▶ **The task**
Output every line exactly as written. Leave out pictures.

Dataset excerpt:
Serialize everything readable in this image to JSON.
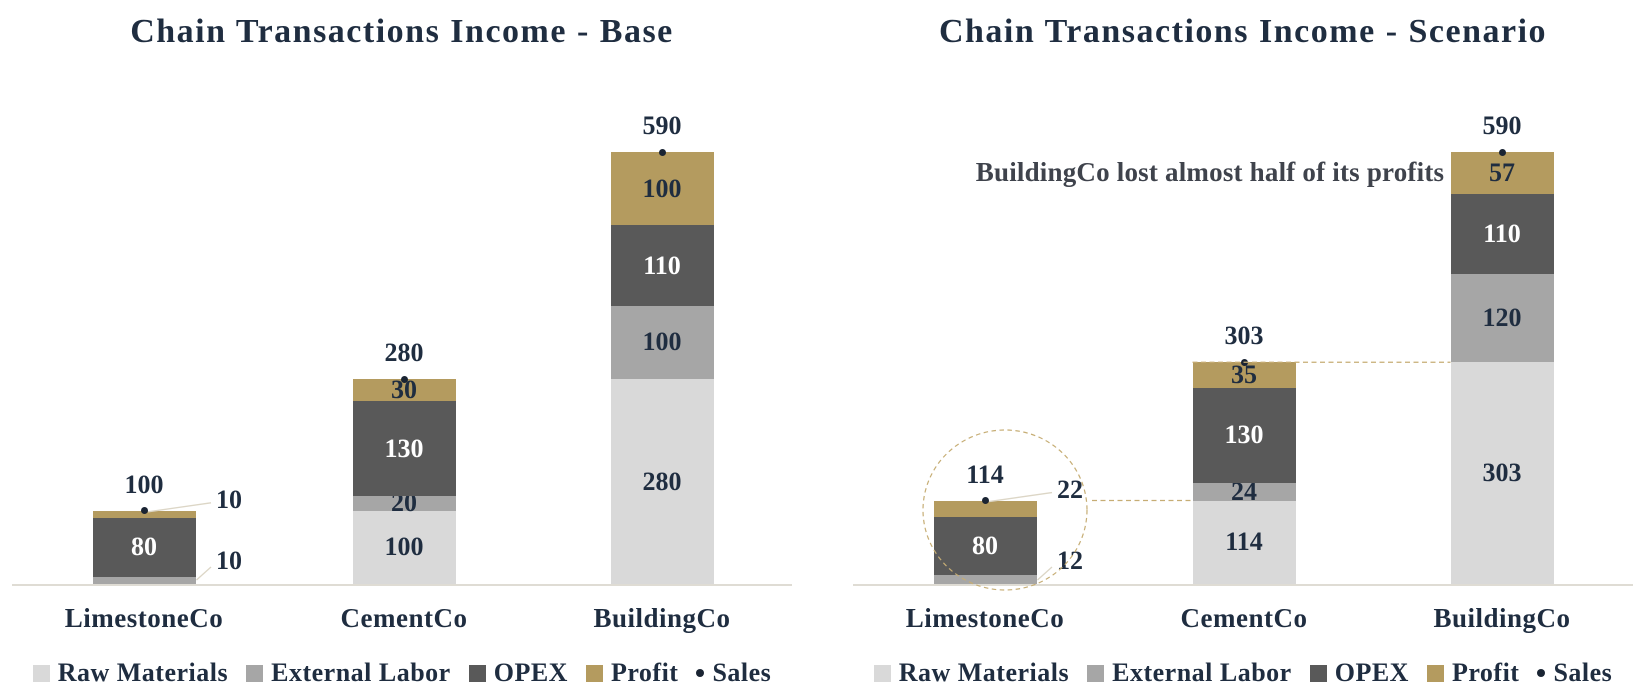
{
  "colors": {
    "text": "#1f2d40",
    "white_label": "#ffffff",
    "sales_marker": "#1a2433",
    "dashed_accent": "#c6ad74",
    "leader_line": "#dcd6c6",
    "axis_line": "#dfdcd4",
    "annotation_text": "#3f434c"
  },
  "chart_data": [
    {
      "type": "bar",
      "stacked": true,
      "title": "Chain Transactions Income - Base",
      "categories": [
        "LimestoneCo",
        "CementCo",
        "BuildingCo"
      ],
      "series": [
        {
          "name": "Raw Materials",
          "color": "#d9d9d9",
          "values": [
            0,
            100,
            280
          ]
        },
        {
          "name": "External Labor",
          "color": "#a6a6a6",
          "values": [
            10,
            20,
            100
          ]
        },
        {
          "name": "OPEX",
          "color": "#595959",
          "values": [
            80,
            130,
            110
          ]
        },
        {
          "name": "Profit",
          "color": "#b49b5f",
          "values": [
            10,
            30,
            100
          ]
        }
      ],
      "totals": [
        100,
        280,
        590
      ],
      "marker_series": "Sales",
      "legend": [
        "Raw Materials",
        "External Labor",
        "OPEX",
        "Profit",
        "Sales"
      ],
      "legend_position": "bottom",
      "ylim": [
        0,
        590
      ],
      "gridlines": false,
      "callouts": [
        {
          "category": "LimestoneCo",
          "series": "External Labor",
          "value": 10
        },
        {
          "category": "LimestoneCo",
          "series": "Profit",
          "value": 10
        }
      ]
    },
    {
      "type": "bar",
      "stacked": true,
      "title": "Chain Transactions Income - Scenario",
      "annotation": "BuildingCo lost almost half of its profits",
      "categories": [
        "LimestoneCo",
        "CementCo",
        "BuildingCo"
      ],
      "series": [
        {
          "name": "Raw Materials",
          "color": "#d9d9d9",
          "values": [
            0,
            114,
            303
          ]
        },
        {
          "name": "External Labor",
          "color": "#a6a6a6",
          "values": [
            12,
            24,
            120
          ]
        },
        {
          "name": "OPEX",
          "color": "#595959",
          "values": [
            80,
            130,
            110
          ]
        },
        {
          "name": "Profit",
          "color": "#b49b5f",
          "values": [
            22,
            35,
            57
          ]
        }
      ],
      "totals": [
        114,
        303,
        590
      ],
      "marker_series": "Sales",
      "legend": [
        "Raw Materials",
        "External Labor",
        "OPEX",
        "Profit",
        "Sales"
      ],
      "legend_position": "bottom",
      "ylim": [
        0,
        590
      ],
      "gridlines": false,
      "callouts": [
        {
          "category": "LimestoneCo",
          "series": "External Labor",
          "value": 12
        },
        {
          "category": "LimestoneCo",
          "series": "Profit",
          "value": 22
        }
      ],
      "connectors": [
        {
          "from": "LimestoneCo",
          "to": "CementCo",
          "level": 114
        },
        {
          "from": "CementCo",
          "to": "BuildingCo",
          "level": 303
        }
      ],
      "highlight_circle": {
        "around": "LimestoneCo"
      }
    }
  ]
}
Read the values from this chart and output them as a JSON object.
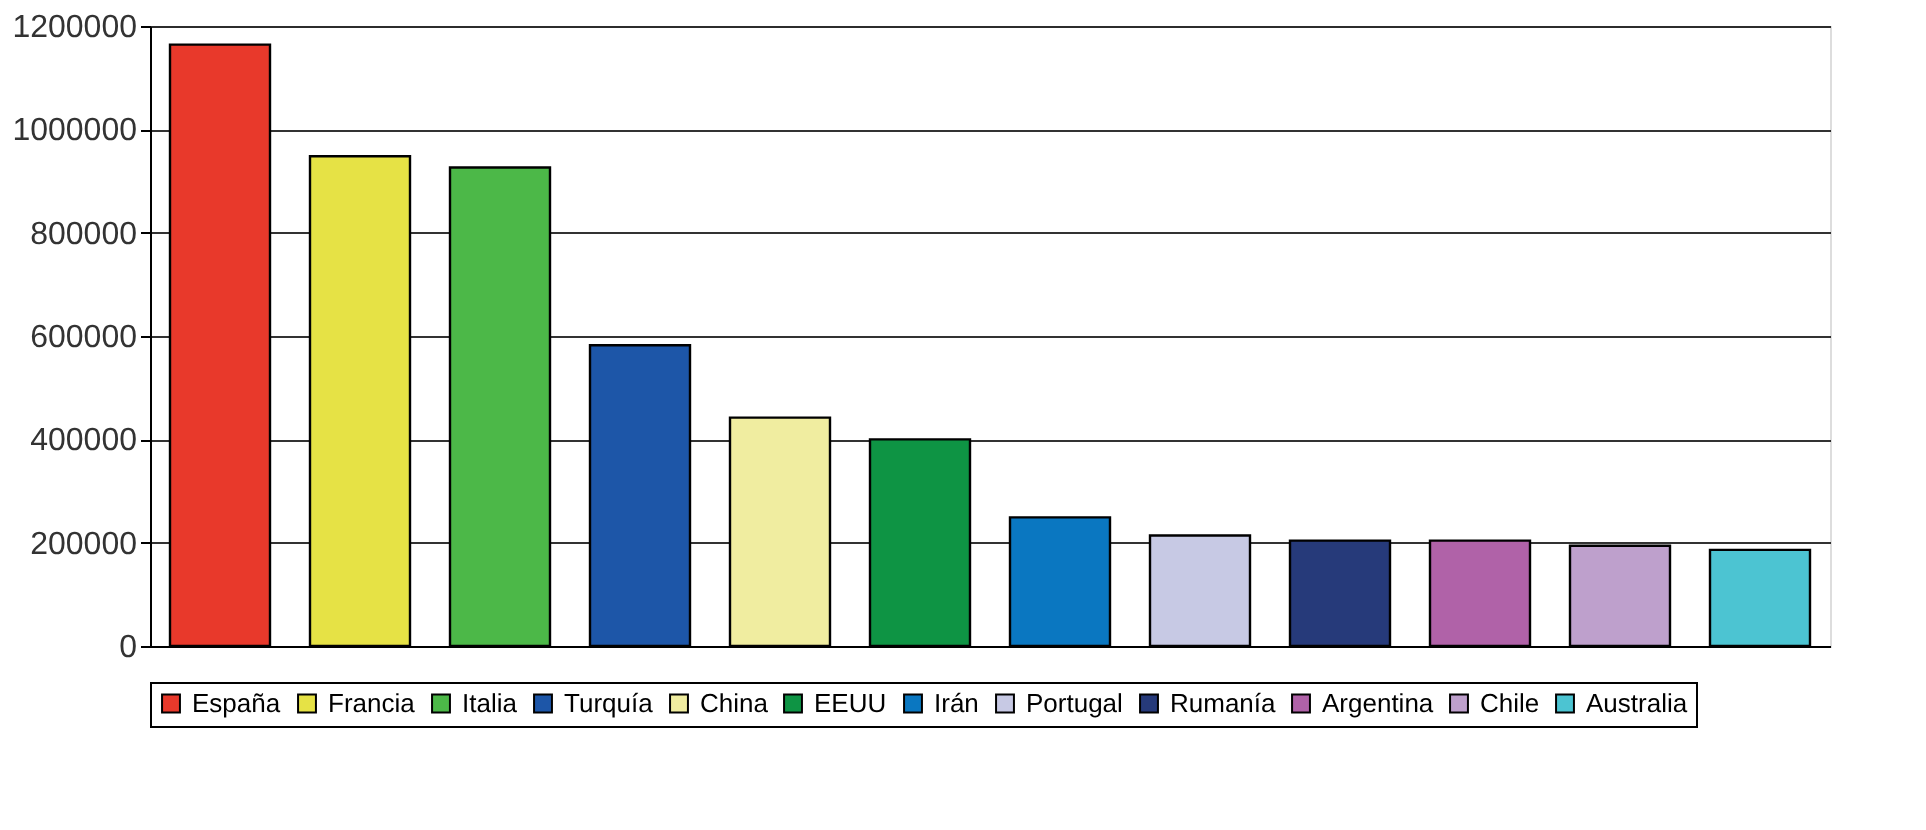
{
  "chart_data": {
    "type": "bar",
    "categories": [
      null,
      null,
      null,
      null,
      null,
      null,
      null,
      null,
      null,
      null,
      null,
      null
    ],
    "series": [
      {
        "name": "España",
        "color": "#e8392b",
        "values": [
          1164000,
          null,
          null,
          null,
          null,
          null,
          null,
          null,
          null,
          null,
          null,
          null
        ]
      },
      {
        "name": "Francia",
        "color": "#e6e245",
        "values": [
          null,
          948000,
          null,
          null,
          null,
          null,
          null,
          null,
          null,
          null,
          null,
          null
        ]
      },
      {
        "name": "Italia",
        "color": "#4cb848",
        "values": [
          null,
          null,
          926000,
          null,
          null,
          null,
          null,
          null,
          null,
          null,
          null,
          null
        ]
      },
      {
        "name": "Turquía",
        "color": "#1d56a8",
        "values": [
          null,
          null,
          null,
          582000,
          null,
          null,
          null,
          null,
          null,
          null,
          null,
          null
        ]
      },
      {
        "name": "China",
        "color": "#f0eda0",
        "values": [
          null,
          null,
          null,
          null,
          442000,
          null,
          null,
          null,
          null,
          null,
          null,
          null
        ]
      },
      {
        "name": "EEUU",
        "color": "#0e9444",
        "values": [
          null,
          null,
          null,
          null,
          null,
          400000,
          null,
          null,
          null,
          null,
          null,
          null
        ]
      },
      {
        "name": "Irán",
        "color": "#0a77c1",
        "values": [
          null,
          null,
          null,
          null,
          null,
          null,
          249000,
          null,
          null,
          null,
          null,
          null
        ]
      },
      {
        "name": "Portugal",
        "color": "#c7c9e4",
        "values": [
          null,
          null,
          null,
          null,
          null,
          null,
          null,
          214000,
          null,
          null,
          null,
          null
        ]
      },
      {
        "name": "Rumanía",
        "color": "#263a7a",
        "values": [
          null,
          null,
          null,
          null,
          null,
          null,
          null,
          null,
          204000,
          null,
          null,
          null
        ]
      },
      {
        "name": "Argentina",
        "color": "#b062a8",
        "values": [
          null,
          null,
          null,
          null,
          null,
          null,
          null,
          null,
          null,
          204000,
          null,
          null
        ]
      },
      {
        "name": "Chile",
        "color": "#bea0cc",
        "values": [
          null,
          null,
          null,
          null,
          null,
          null,
          null,
          null,
          null,
          null,
          194000,
          null
        ]
      },
      {
        "name": "Australia",
        "color": "#4cc4d2",
        "values": [
          null,
          null,
          null,
          null,
          null,
          null,
          null,
          null,
          null,
          null,
          null,
          186000
        ]
      }
    ],
    "ylim": [
      0,
      1200000
    ],
    "yticks": [
      0,
      200000,
      400000,
      600000,
      800000,
      1000000,
      1200000
    ],
    "grid": "y",
    "legend": "bottom",
    "tick_labels": "y"
  }
}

▶ **Result of the exercise**
Serialize everything readable in this image to JSON.
{
  "colors": {
    "text": "#1f2d40",
    "white_label": "#ffffff",
    "sales_marker": "#1a2433",
    "dashed_accent": "#c6ad74",
    "leader_line": "#dcd6c6",
    "axis_line": "#dfdcd4",
    "annotation_text": "#3f434c"
  },
  "chart_data": [
    {
      "type": "bar",
      "stacked": true,
      "title": "Chain Transactions Income - Base",
      "categories": [
        "LimestoneCo",
        "CementCo",
        "BuildingCo"
      ],
      "series": [
        {
          "name": "Raw Materials",
          "color": "#d9d9d9",
          "values": [
            0,
            100,
            280
          ]
        },
        {
          "name": "External Labor",
          "color": "#a6a6a6",
          "values": [
            10,
            20,
            100
          ]
        },
        {
          "name": "OPEX",
          "color": "#595959",
          "values": [
            80,
            130,
            110
          ]
        },
        {
          "name": "Profit",
          "color": "#b49b5f",
          "values": [
            10,
            30,
            100
          ]
        }
      ],
      "totals": [
        100,
        280,
        590
      ],
      "marker_series": "Sales",
      "legend": [
        "Raw Materials",
        "External Labor",
        "OPEX",
        "Profit",
        "Sales"
      ],
      "legend_position": "bottom",
      "ylim": [
        0,
        590
      ],
      "gridlines": false,
      "callouts": [
        {
          "category": "LimestoneCo",
          "series": "External Labor",
          "value": 10
        },
        {
          "category": "LimestoneCo",
          "series": "Profit",
          "value": 10
        }
      ]
    },
    {
      "type": "bar",
      "stacked": true,
      "title": "Chain Transactions Income - Scenario",
      "annotation": "BuildingCo lost almost half of its profits",
      "categories": [
        "LimestoneCo",
        "CementCo",
        "BuildingCo"
      ],
      "series": [
        {
          "name": "Raw Materials",
          "color": "#d9d9d9",
          "values": [
            0,
            114,
            303
          ]
        },
        {
          "name": "External Labor",
          "color": "#a6a6a6",
          "values": [
            12,
            24,
            120
          ]
        },
        {
          "name": "OPEX",
          "color": "#595959",
          "values": [
            80,
            130,
            110
          ]
        },
        {
          "name": "Profit",
          "color": "#b49b5f",
          "values": [
            22,
            35,
            57
          ]
        }
      ],
      "totals": [
        114,
        303,
        590
      ],
      "marker_series": "Sales",
      "legend": [
        "Raw Materials",
        "External Labor",
        "OPEX",
        "Profit",
        "Sales"
      ],
      "legend_position": "bottom",
      "ylim": [
        0,
        590
      ],
      "gridlines": false,
      "callouts": [
        {
          "category": "LimestoneCo",
          "series": "External Labor",
          "value": 12
        },
        {
          "category": "LimestoneCo",
          "series": "Profit",
          "value": 22
        }
      ],
      "connectors": [
        {
          "from": "LimestoneCo",
          "to": "CementCo",
          "level": 114
        },
        {
          "from": "CementCo",
          "to": "BuildingCo",
          "level": 303
        }
      ],
      "highlight_circle": {
        "around": "LimestoneCo"
      }
    }
  ]
}
Read the values from this chart and output them as a JSON object.
{
  "chart_data": {
    "type": "bar",
    "categories": [
      null,
      null,
      null,
      null,
      null,
      null,
      null,
      null,
      null,
      null,
      null,
      null
    ],
    "series": [
      {
        "name": "España",
        "color": "#e8392b",
        "values": [
          1164000,
          null,
          null,
          null,
          null,
          null,
          null,
          null,
          null,
          null,
          null,
          null
        ]
      },
      {
        "name": "Francia",
        "color": "#e6e245",
        "values": [
          null,
          948000,
          null,
          null,
          null,
          null,
          null,
          null,
          null,
          null,
          null,
          null
        ]
      },
      {
        "name": "Italia",
        "color": "#4cb848",
        "values": [
          null,
          null,
          926000,
          null,
          null,
          null,
          null,
          null,
          null,
          null,
          null,
          null
        ]
      },
      {
        "name": "Turquía",
        "color": "#1d56a8",
        "values": [
          null,
          null,
          null,
          582000,
          null,
          null,
          null,
          null,
          null,
          null,
          null,
          null
        ]
      },
      {
        "name": "China",
        "color": "#f0eda0",
        "values": [
          null,
          null,
          null,
          null,
          442000,
          null,
          null,
          null,
          null,
          null,
          null,
          null
        ]
      },
      {
        "name": "EEUU",
        "color": "#0e9444",
        "values": [
          null,
          null,
          null,
          null,
          null,
          400000,
          null,
          null,
          null,
          null,
          null,
          null
        ]
      },
      {
        "name": "Irán",
        "color": "#0a77c1",
        "values": [
          null,
          null,
          null,
          null,
          null,
          null,
          249000,
          null,
          null,
          null,
          null,
          null
        ]
      },
      {
        "name": "Portugal",
        "color": "#c7c9e4",
        "values": [
          null,
          null,
          null,
          null,
          null,
          null,
          null,
          214000,
          null,
          null,
          null,
          null
        ]
      },
      {
        "name": "Rumanía",
        "color": "#263a7a",
        "values": [
          null,
          null,
          null,
          null,
          null,
          null,
          null,
          null,
          204000,
          null,
          null,
          null
        ]
      },
      {
        "name": "Argentina",
        "color": "#b062a8",
        "values": [
          null,
          null,
          null,
          null,
          null,
          null,
          null,
          null,
          null,
          204000,
          null,
          null
        ]
      },
      {
        "name": "Chile",
        "color": "#bea0cc",
        "values": [
          null,
          null,
          null,
          null,
          null,
          null,
          null,
          null,
          null,
          null,
          194000,
          null
        ]
      },
      {
        "name": "Australia",
        "color": "#4cc4d2",
        "values": [
          null,
          null,
          null,
          null,
          null,
          null,
          null,
          null,
          null,
          null,
          null,
          186000
        ]
      }
    ],
    "ylim": [
      0,
      1200000
    ],
    "yticks": [
      0,
      200000,
      400000,
      600000,
      800000,
      1000000,
      1200000
    ],
    "grid": "y",
    "legend": "bottom",
    "tick_labels": "y"
  }
}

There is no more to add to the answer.